**TASK DETAILS**:
Find every line with the word "China". Copy those lines.

**DATA LISTING**:
++++++++++++++++++++
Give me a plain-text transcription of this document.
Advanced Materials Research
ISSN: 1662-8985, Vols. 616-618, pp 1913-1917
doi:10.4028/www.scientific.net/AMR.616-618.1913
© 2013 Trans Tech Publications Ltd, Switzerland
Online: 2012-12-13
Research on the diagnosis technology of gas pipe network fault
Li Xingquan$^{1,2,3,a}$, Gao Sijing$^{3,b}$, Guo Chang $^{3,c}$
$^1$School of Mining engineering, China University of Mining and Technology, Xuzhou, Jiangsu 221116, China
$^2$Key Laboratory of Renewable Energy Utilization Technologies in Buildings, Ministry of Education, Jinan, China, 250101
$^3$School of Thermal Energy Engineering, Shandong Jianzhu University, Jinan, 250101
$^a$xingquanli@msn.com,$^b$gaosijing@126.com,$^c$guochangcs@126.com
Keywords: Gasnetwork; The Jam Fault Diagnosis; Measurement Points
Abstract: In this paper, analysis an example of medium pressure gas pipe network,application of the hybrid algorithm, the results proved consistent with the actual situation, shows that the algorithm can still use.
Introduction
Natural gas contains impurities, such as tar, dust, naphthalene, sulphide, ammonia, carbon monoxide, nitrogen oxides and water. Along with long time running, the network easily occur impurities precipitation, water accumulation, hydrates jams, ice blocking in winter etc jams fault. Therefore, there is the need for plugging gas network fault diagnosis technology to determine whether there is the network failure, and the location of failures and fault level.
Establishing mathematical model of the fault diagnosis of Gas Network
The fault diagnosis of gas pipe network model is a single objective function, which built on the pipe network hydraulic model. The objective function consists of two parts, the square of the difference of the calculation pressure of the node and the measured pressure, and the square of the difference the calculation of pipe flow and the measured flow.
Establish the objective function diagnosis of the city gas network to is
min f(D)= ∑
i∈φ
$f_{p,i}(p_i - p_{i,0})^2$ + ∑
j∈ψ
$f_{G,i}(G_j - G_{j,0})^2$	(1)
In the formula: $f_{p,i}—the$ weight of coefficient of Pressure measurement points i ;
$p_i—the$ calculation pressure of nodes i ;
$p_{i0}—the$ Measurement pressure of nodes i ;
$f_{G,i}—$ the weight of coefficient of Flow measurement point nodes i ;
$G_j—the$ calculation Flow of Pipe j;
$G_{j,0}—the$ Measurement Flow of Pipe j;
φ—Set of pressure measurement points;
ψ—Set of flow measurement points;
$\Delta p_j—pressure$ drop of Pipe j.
++++++++++++++++++++
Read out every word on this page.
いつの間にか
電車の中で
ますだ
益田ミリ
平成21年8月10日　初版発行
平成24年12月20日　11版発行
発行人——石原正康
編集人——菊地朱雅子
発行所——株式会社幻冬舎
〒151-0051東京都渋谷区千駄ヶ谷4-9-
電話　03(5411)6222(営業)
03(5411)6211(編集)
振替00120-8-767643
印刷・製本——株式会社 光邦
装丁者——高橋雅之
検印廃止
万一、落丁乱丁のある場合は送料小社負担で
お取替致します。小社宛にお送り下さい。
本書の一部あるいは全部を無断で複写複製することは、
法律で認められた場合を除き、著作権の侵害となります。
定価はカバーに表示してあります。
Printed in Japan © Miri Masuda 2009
++++++++++++++++++++
**ANSWER FOR THE TASK**:
$^1$School of Mining engineering, China University of Mining and Technology, Xuzhou, Jiangsu 221116, China
$^2$Key Laboratory of Renewable Energy Utilization Technologies in Buildings, Ministry of Education, Jinan, China, 250101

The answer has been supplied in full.